What the task asks:
Retype the material in full, keeping every word the same.

** START OF Data to use **

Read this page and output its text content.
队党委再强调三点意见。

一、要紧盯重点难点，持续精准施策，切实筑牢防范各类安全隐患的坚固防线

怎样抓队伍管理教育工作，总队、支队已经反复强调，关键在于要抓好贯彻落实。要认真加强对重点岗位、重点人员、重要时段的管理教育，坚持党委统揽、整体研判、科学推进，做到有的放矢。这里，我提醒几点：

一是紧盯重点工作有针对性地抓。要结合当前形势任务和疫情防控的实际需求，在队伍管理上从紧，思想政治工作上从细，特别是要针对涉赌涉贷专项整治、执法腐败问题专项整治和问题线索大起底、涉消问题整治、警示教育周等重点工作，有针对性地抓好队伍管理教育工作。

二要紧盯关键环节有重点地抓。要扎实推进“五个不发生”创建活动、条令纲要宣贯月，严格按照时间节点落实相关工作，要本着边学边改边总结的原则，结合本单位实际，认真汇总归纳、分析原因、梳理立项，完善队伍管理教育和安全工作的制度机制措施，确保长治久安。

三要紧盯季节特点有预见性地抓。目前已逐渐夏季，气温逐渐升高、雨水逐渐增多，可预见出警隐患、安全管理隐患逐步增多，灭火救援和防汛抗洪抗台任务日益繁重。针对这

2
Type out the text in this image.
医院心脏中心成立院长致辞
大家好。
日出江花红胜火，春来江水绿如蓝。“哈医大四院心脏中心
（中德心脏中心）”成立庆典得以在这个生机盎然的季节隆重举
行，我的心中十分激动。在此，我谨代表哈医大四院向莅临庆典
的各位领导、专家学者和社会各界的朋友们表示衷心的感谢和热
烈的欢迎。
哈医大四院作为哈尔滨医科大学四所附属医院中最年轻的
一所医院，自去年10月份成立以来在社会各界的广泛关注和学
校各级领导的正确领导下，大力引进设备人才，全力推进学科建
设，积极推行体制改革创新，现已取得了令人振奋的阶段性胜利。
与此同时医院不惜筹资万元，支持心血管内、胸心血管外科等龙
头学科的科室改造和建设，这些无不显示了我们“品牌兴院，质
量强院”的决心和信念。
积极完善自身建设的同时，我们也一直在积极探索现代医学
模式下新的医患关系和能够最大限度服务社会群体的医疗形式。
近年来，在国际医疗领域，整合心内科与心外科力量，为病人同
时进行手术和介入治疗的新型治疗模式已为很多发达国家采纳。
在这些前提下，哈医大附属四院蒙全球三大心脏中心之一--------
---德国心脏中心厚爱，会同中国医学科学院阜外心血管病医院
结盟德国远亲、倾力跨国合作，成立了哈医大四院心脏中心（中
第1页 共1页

** END OF Data to use **

Solved problem:
Read this page and output its text content.
队党委再强调三点意见。

一、要紧盯重点难点，持续精准施策，切实筑牢防范各类安全隐患的坚固防线

怎样抓队伍管理教育工作，总队、支队已经反复强调，关键在于要抓好贯彻落实。要认真加强对重点岗位、重点人员、重要时段的管理教育，坚持党委统揽、整体研判、科学推进，做到有的放矢。这里，我提醒几点：

一是紧盯重点工作有针对性地抓。要结合当前形势任务和疫情防控的实际需求，在队伍管理上从紧，思想政治工作上从细，特别是要针对涉赌涉贷专项整治、执法腐败问题专项整治和问题线索大起底、涉消问题整治、警示教育周等重点工作，有针对性地抓好队伍管理教育工作。

二要紧盯关键环节有重点地抓。要扎实推进“五个不发生”创建活动、条令纲要宣贯月，严格按照时间节点落实相关工作，要本着边学边改边总结的原则，结合本单位实际，认真汇总归纳、分析原因、梳理立项，完善队伍管理教育和安全工作的制度机制措施，确保长治久安。

三要紧盯季节特点有预见性地抓。目前已逐渐夏季，气温逐渐升高、雨水逐渐增多，可预见出警隐患、安全管理隐患逐步增多，灭火救援和防汛抗洪抗台任务日益繁重。针对这

2
Type out the text in this image.
医院心脏中心成立院长致辞
大家好。
日出江花红胜火，春来江水绿如蓝。“哈医大四院心脏中心
（中德心脏中心）”成立庆典得以在这个生机盎然的季节隆重举
行，我的心中十分激动。在此，我谨代表哈医大四院向莅临庆典
的各位领导、专家学者和社会各界的朋友们表示衷心的感谢和热
烈的欢迎。
哈医大四院作为哈尔滨医科大学四所附属医院中最年轻的
一所医院，自去年10月份成立以来在社会各界的广泛关注和学
校各级领导的正确领导下，大力引进设备人才，全力推进学科建
设，积极推行体制改革创新，现已取得了令人振奋的阶段性胜利。
与此同时医院不惜筹资万元，支持心血管内、胸心血管外科等龙
头学科的科室改造和建设，这些无不显示了我们“品牌兴院，质
量强院”的决心和信念。
积极完善自身建设的同时，我们也一直在积极探索现代医学
模式下新的医患关系和能够最大限度服务社会群体的医疗形式。
近年来，在国际医疗领域，整合心内科与心外科力量，为病人同
时进行手术和介入治疗的新型治疗模式已为很多发达国家采纳。
在这些前提下，哈医大附属四院蒙全球三大心脏中心之一--------
---德国心脏中心厚爱，会同中国医学科学院阜外心血管病医院
结盟德国远亲、倾力跨国合作，成立了哈医大四院心脏中心（中
第1页 共1页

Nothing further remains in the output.